Task details
Produce an exact transcription of the listing below, omitting the pictures.

Supplied data
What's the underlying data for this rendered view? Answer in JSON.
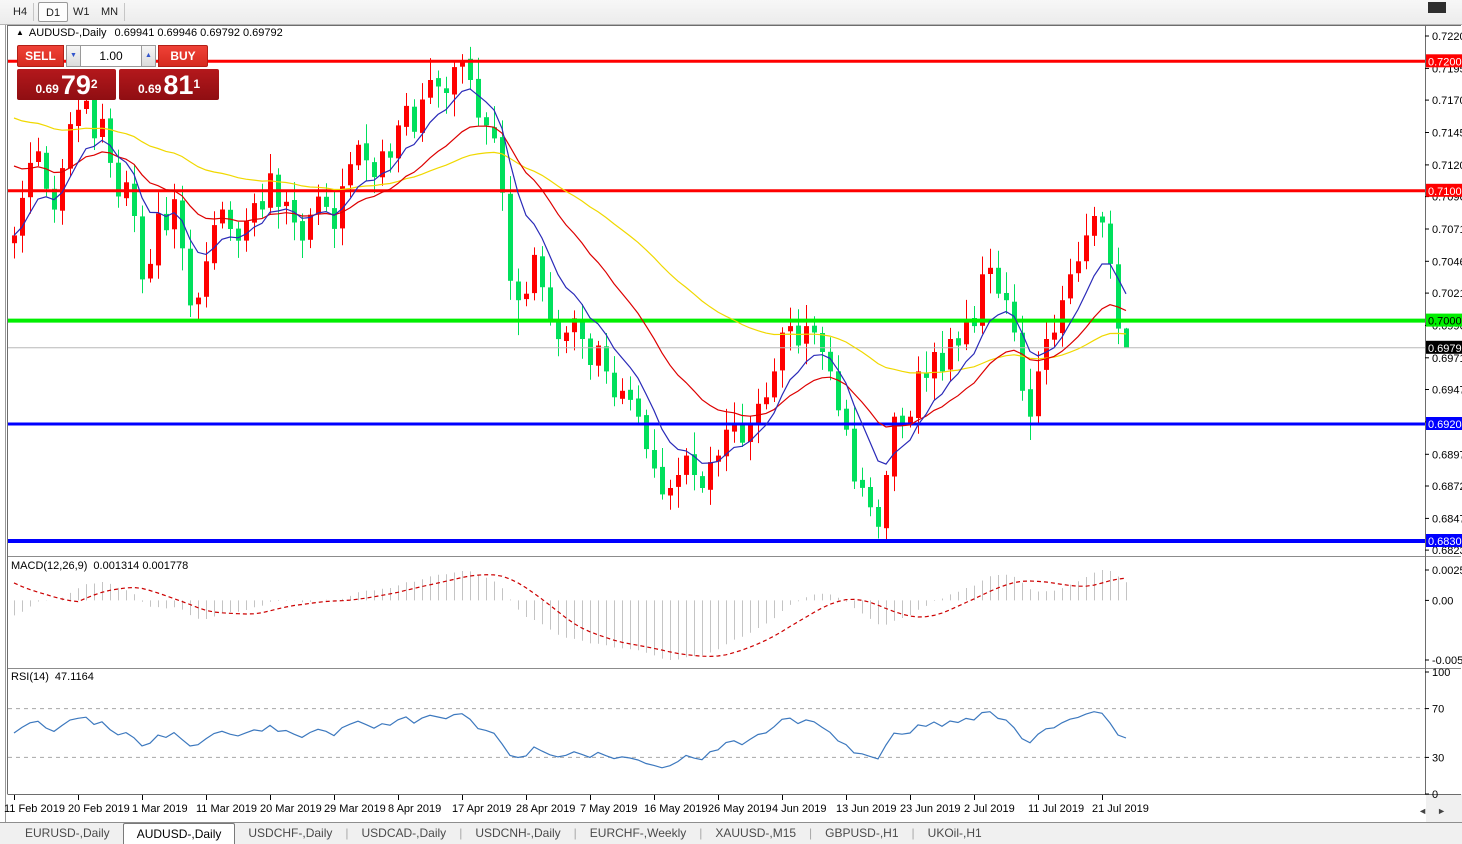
{
  "toolbar": {
    "timeframes": [
      {
        "label": "H4",
        "active": false
      },
      {
        "label": "D1",
        "active": true
      },
      {
        "label": "W1",
        "active": false
      },
      {
        "label": "MN",
        "active": false
      }
    ]
  },
  "chart": {
    "title": {
      "arrow": "▲",
      "symbol": "AUDUSD-,Daily",
      "quote": "0.69941 0.69946 0.69792 0.69792"
    },
    "trade_panel": {
      "sell_label": "SELL",
      "buy_label": "BUY",
      "volume": "1.00",
      "spin_down": "▼",
      "spin_up": "▲",
      "sell_small": "0.69",
      "sell_big": "79",
      "sell_sup": "2",
      "buy_small": "0.69",
      "buy_big": "81",
      "buy_sup": "1"
    }
  },
  "indicators": {
    "macd": {
      "title_text": "MACD(12,26,9)",
      "values_text": "0.001314 0.001778",
      "axis": [
        "0.002522",
        "0.00",
        "-0.005234"
      ]
    },
    "rsi": {
      "title_text": "RSI(14)",
      "value_text": "47.1164",
      "axis": [
        "100",
        "70",
        "30",
        "0"
      ],
      "levels": [
        70,
        30
      ]
    }
  },
  "chart_data": {
    "type": "candlestick",
    "symbol": "AUDUSD",
    "timeframe": "Daily",
    "bar_spacing_px": 8,
    "colors": {
      "up": "#ff0000",
      "down": "#00e05c",
      "ma_fast": "#2a2ab8",
      "ma_mid": "#dd0000",
      "ma_slow": "#f0d800",
      "hline_red": "#ff0000",
      "hline_green": "#00ef00",
      "hline_blue": "#0000ff",
      "current_line": "#b8b8b8",
      "macd_hist": "#c4c4c4",
      "macd_signal": "#cc0000",
      "rsi_line": "#3c78be",
      "rsi_level": "#a8a8a8"
    },
    "y_ticks": [
      "0.72200",
      "0.71950",
      "0.71705",
      "0.71455",
      "0.71205",
      "0.70960",
      "0.70710",
      "0.70460",
      "0.70215",
      "0.69965",
      "0.69715",
      "0.69470",
      "0.69220",
      "0.68970",
      "0.68725",
      "0.68475",
      "0.68230"
    ],
    "price_labels": [
      {
        "text": "0.72005",
        "price": 0.72005,
        "bg": "#ff0000",
        "fg": "#ffffff",
        "line": "red",
        "line_w": 3
      },
      {
        "text": "0.71005",
        "price": 0.71005,
        "bg": "#ff0000",
        "fg": "#ffffff",
        "line": "red",
        "line_w": 3
      },
      {
        "text": "0.70002",
        "price": 0.70002,
        "bg": "#00ef00",
        "fg": "#000000",
        "line": "green",
        "line_w": 4
      },
      {
        "text": "0.69792",
        "price": 0.69792,
        "bg": "#000000",
        "fg": "#ffffff",
        "line": "current",
        "line_w": 1
      },
      {
        "text": "0.69204",
        "price": 0.69204,
        "bg": "#0000ff",
        "fg": "#ffffff",
        "line": "blue",
        "line_w": 3
      },
      {
        "text": "0.68300",
        "price": 0.683,
        "bg": "#0000ff",
        "fg": "#ffffff",
        "line": "blue",
        "line_w": 4
      }
    ],
    "current_price": 0.69792,
    "x_labels": [
      "11 Feb 2019",
      "20 Feb 2019",
      "1 Mar 2019",
      "11 Mar 2019",
      "20 Mar 2019",
      "29 Mar 2019",
      "8 Apr 2019",
      "17 Apr 2019",
      "28 Apr 2019",
      "7 May 2019",
      "16 May 2019",
      "26 May 2019",
      "4 Jun 2019",
      "13 Jun 2019",
      "23 Jun 2019",
      "2 Jul 2019",
      "11 Jul 2019",
      "21 Jul 2019"
    ],
    "x_label_every_bars": 8,
    "closes": [
      0.7066,
      0.7095,
      0.7122,
      0.7131,
      0.7102,
      0.7086,
      0.7118,
      0.7152,
      0.7163,
      0.717,
      0.7141,
      0.7156,
      0.7122,
      0.7096,
      0.7107,
      0.7081,
      0.7032,
      0.7044,
      0.7083,
      0.707,
      0.7094,
      0.7056,
      0.7012,
      0.7018,
      0.7046,
      0.7074,
      0.7086,
      0.7071,
      0.7062,
      0.7077,
      0.7091,
      0.7086,
      0.7114,
      0.7088,
      0.7092,
      0.7076,
      0.7062,
      0.7082,
      0.7096,
      0.7088,
      0.7071,
      0.7104,
      0.7121,
      0.7136,
      0.7124,
      0.7111,
      0.7131,
      0.7126,
      0.7151,
      0.7166,
      0.7146,
      0.7171,
      0.7186,
      0.7181,
      0.7176,
      0.7196,
      0.7201,
      0.7186,
      0.7157,
      0.7151,
      0.7141,
      0.7099,
      0.7031,
      0.7016,
      0.7021,
      0.7051,
      0.7026,
      0.7001,
      0.6986,
      0.6991,
      0.7002,
      0.6986,
      0.6966,
      0.6981,
      0.6961,
      0.6941,
      0.6946,
      0.6939,
      0.6926,
      0.6901,
      0.6886,
      0.6866,
      0.6871,
      0.6881,
      0.6896,
      0.6881,
      0.6871,
      0.6891,
      0.6896,
      0.6916,
      0.6921,
      0.6906,
      0.6921,
      0.6936,
      0.6941,
      0.6961,
      0.6991,
      0.6996,
      0.6981,
      0.6996,
      0.6991,
      0.6976,
      0.6961,
      0.6931,
      0.6916,
      0.6876,
      0.6871,
      0.6856,
      0.6841,
      0.6881,
      0.6926,
      0.6921,
      0.6926,
      0.6961,
      0.6956,
      0.6976,
      0.6961,
      0.6986,
      0.6981,
      0.7001,
      0.6996,
      0.7036,
      0.7041,
      0.7021,
      0.7016,
      0.6991,
      0.6946,
      0.6926,
      0.6961,
      0.6986,
      0.6991,
      0.7016,
      0.7036,
      0.7046,
      0.7066,
      0.7081,
      0.7076,
      0.7044,
      0.6994,
      0.69792
    ],
    "last_bar_ohlc": [
      0.69941,
      0.69946,
      0.69792,
      0.69792
    ],
    "wick_overrides": {
      "high": {
        "9": 0.719,
        "56": 0.7206,
        "135": 0.7088
      },
      "low": {
        "22": 0.7003,
        "63": 0.6989,
        "81": 0.6862,
        "108": 0.6832,
        "127": 0.6908
      }
    },
    "ma_periods": {
      "fast": 8,
      "mid": 21,
      "slow": 55
    }
  },
  "tabs": [
    {
      "label": "EURUSD-,Daily",
      "active": false
    },
    {
      "label": "AUDUSD-,Daily",
      "active": true
    },
    {
      "label": "USDCHF-,Daily",
      "active": false
    },
    {
      "label": "USDCAD-,Daily",
      "active": false
    },
    {
      "label": "USDCNH-,Daily",
      "active": false
    },
    {
      "label": "EURCHF-,Weekly",
      "active": false
    },
    {
      "label": "XAUUSD-,M15",
      "active": false
    },
    {
      "label": "GBPUSD-,H1",
      "active": false
    },
    {
      "label": "UKOil-,H1",
      "active": false
    }
  ],
  "scrollbar": {
    "left": "◄",
    "right": "►"
  }
}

Task solution
What's the underlying data for this rendered view? Answer in JSON.
{
  "toolbar": {
    "timeframes": [
      {
        "label": "H4",
        "active": false
      },
      {
        "label": "D1",
        "active": true
      },
      {
        "label": "W1",
        "active": false
      },
      {
        "label": "MN",
        "active": false
      }
    ]
  },
  "chart": {
    "title": {
      "arrow": "▲",
      "symbol": "AUDUSD-,Daily",
      "quote": "0.69941 0.69946 0.69792 0.69792"
    },
    "trade_panel": {
      "sell_label": "SELL",
      "buy_label": "BUY",
      "volume": "1.00",
      "spin_down": "▼",
      "spin_up": "▲",
      "sell_small": "0.69",
      "sell_big": "79",
      "sell_sup": "2",
      "buy_small": "0.69",
      "buy_big": "81",
      "buy_sup": "1"
    }
  },
  "indicators": {
    "macd": {
      "title_text": "MACD(12,26,9)",
      "values_text": "0.001314 0.001778",
      "axis": [
        "0.002522",
        "0.00",
        "-0.005234"
      ]
    },
    "rsi": {
      "title_text": "RSI(14)",
      "value_text": "47.1164",
      "axis": [
        "100",
        "70",
        "30",
        "0"
      ],
      "levels": [
        70,
        30
      ]
    }
  },
  "chart_data": {
    "type": "candlestick",
    "symbol": "AUDUSD",
    "timeframe": "Daily",
    "bar_spacing_px": 8,
    "colors": {
      "up": "#ff0000",
      "down": "#00e05c",
      "ma_fast": "#2a2ab8",
      "ma_mid": "#dd0000",
      "ma_slow": "#f0d800",
      "hline_red": "#ff0000",
      "hline_green": "#00ef00",
      "hline_blue": "#0000ff",
      "current_line": "#b8b8b8",
      "macd_hist": "#c4c4c4",
      "macd_signal": "#cc0000",
      "rsi_line": "#3c78be",
      "rsi_level": "#a8a8a8"
    },
    "y_ticks": [
      "0.72200",
      "0.71950",
      "0.71705",
      "0.71455",
      "0.71205",
      "0.70960",
      "0.70710",
      "0.70460",
      "0.70215",
      "0.69965",
      "0.69715",
      "0.69470",
      "0.69220",
      "0.68970",
      "0.68725",
      "0.68475",
      "0.68230"
    ],
    "price_labels": [
      {
        "text": "0.72005",
        "price": 0.72005,
        "bg": "#ff0000",
        "fg": "#ffffff",
        "line": "red",
        "line_w": 3
      },
      {
        "text": "0.71005",
        "price": 0.71005,
        "bg": "#ff0000",
        "fg": "#ffffff",
        "line": "red",
        "line_w": 3
      },
      {
        "text": "0.70002",
        "price": 0.70002,
        "bg": "#00ef00",
        "fg": "#000000",
        "line": "green",
        "line_w": 4
      },
      {
        "text": "0.69792",
        "price": 0.69792,
        "bg": "#000000",
        "fg": "#ffffff",
        "line": "current",
        "line_w": 1
      },
      {
        "text": "0.69204",
        "price": 0.69204,
        "bg": "#0000ff",
        "fg": "#ffffff",
        "line": "blue",
        "line_w": 3
      },
      {
        "text": "0.68300",
        "price": 0.683,
        "bg": "#0000ff",
        "fg": "#ffffff",
        "line": "blue",
        "line_w": 4
      }
    ],
    "current_price": 0.69792,
    "x_labels": [
      "11 Feb 2019",
      "20 Feb 2019",
      "1 Mar 2019",
      "11 Mar 2019",
      "20 Mar 2019",
      "29 Mar 2019",
      "8 Apr 2019",
      "17 Apr 2019",
      "28 Apr 2019",
      "7 May 2019",
      "16 May 2019",
      "26 May 2019",
      "4 Jun 2019",
      "13 Jun 2019",
      "23 Jun 2019",
      "2 Jul 2019",
      "11 Jul 2019",
      "21 Jul 2019"
    ],
    "x_label_every_bars": 8,
    "closes": [
      0.7066,
      0.7095,
      0.7122,
      0.7131,
      0.7102,
      0.7086,
      0.7118,
      0.7152,
      0.7163,
      0.717,
      0.7141,
      0.7156,
      0.7122,
      0.7096,
      0.7107,
      0.7081,
      0.7032,
      0.7044,
      0.7083,
      0.707,
      0.7094,
      0.7056,
      0.7012,
      0.7018,
      0.7046,
      0.7074,
      0.7086,
      0.7071,
      0.7062,
      0.7077,
      0.7091,
      0.7086,
      0.7114,
      0.7088,
      0.7092,
      0.7076,
      0.7062,
      0.7082,
      0.7096,
      0.7088,
      0.7071,
      0.7104,
      0.7121,
      0.7136,
      0.7124,
      0.7111,
      0.7131,
      0.7126,
      0.7151,
      0.7166,
      0.7146,
      0.7171,
      0.7186,
      0.7181,
      0.7176,
      0.7196,
      0.7201,
      0.7186,
      0.7157,
      0.7151,
      0.7141,
      0.7099,
      0.7031,
      0.7016,
      0.7021,
      0.7051,
      0.7026,
      0.7001,
      0.6986,
      0.6991,
      0.7002,
      0.6986,
      0.6966,
      0.6981,
      0.6961,
      0.6941,
      0.6946,
      0.6939,
      0.6926,
      0.6901,
      0.6886,
      0.6866,
      0.6871,
      0.6881,
      0.6896,
      0.6881,
      0.6871,
      0.6891,
      0.6896,
      0.6916,
      0.6921,
      0.6906,
      0.6921,
      0.6936,
      0.6941,
      0.6961,
      0.6991,
      0.6996,
      0.6981,
      0.6996,
      0.6991,
      0.6976,
      0.6961,
      0.6931,
      0.6916,
      0.6876,
      0.6871,
      0.6856,
      0.6841,
      0.6881,
      0.6926,
      0.6921,
      0.6926,
      0.6961,
      0.6956,
      0.6976,
      0.6961,
      0.6986,
      0.6981,
      0.7001,
      0.6996,
      0.7036,
      0.7041,
      0.7021,
      0.7016,
      0.6991,
      0.6946,
      0.6926,
      0.6961,
      0.6986,
      0.6991,
      0.7016,
      0.7036,
      0.7046,
      0.7066,
      0.7081,
      0.7076,
      0.7044,
      0.6994,
      0.69792
    ],
    "last_bar_ohlc": [
      0.69941,
      0.69946,
      0.69792,
      0.69792
    ],
    "wick_overrides": {
      "high": {
        "9": 0.719,
        "56": 0.7206,
        "135": 0.7088
      },
      "low": {
        "22": 0.7003,
        "63": 0.6989,
        "81": 0.6862,
        "108": 0.6832,
        "127": 0.6908
      }
    },
    "ma_periods": {
      "fast": 8,
      "mid": 21,
      "slow": 55
    }
  },
  "tabs": [
    {
      "label": "EURUSD-,Daily",
      "active": false
    },
    {
      "label": "AUDUSD-,Daily",
      "active": true
    },
    {
      "label": "USDCHF-,Daily",
      "active": false
    },
    {
      "label": "USDCAD-,Daily",
      "active": false
    },
    {
      "label": "USDCNH-,Daily",
      "active": false
    },
    {
      "label": "EURCHF-,Weekly",
      "active": false
    },
    {
      "label": "XAUUSD-,M15",
      "active": false
    },
    {
      "label": "GBPUSD-,H1",
      "active": false
    },
    {
      "label": "UKOil-,H1",
      "active": false
    }
  ],
  "scrollbar": {
    "left": "◄",
    "right": "►"
  }
}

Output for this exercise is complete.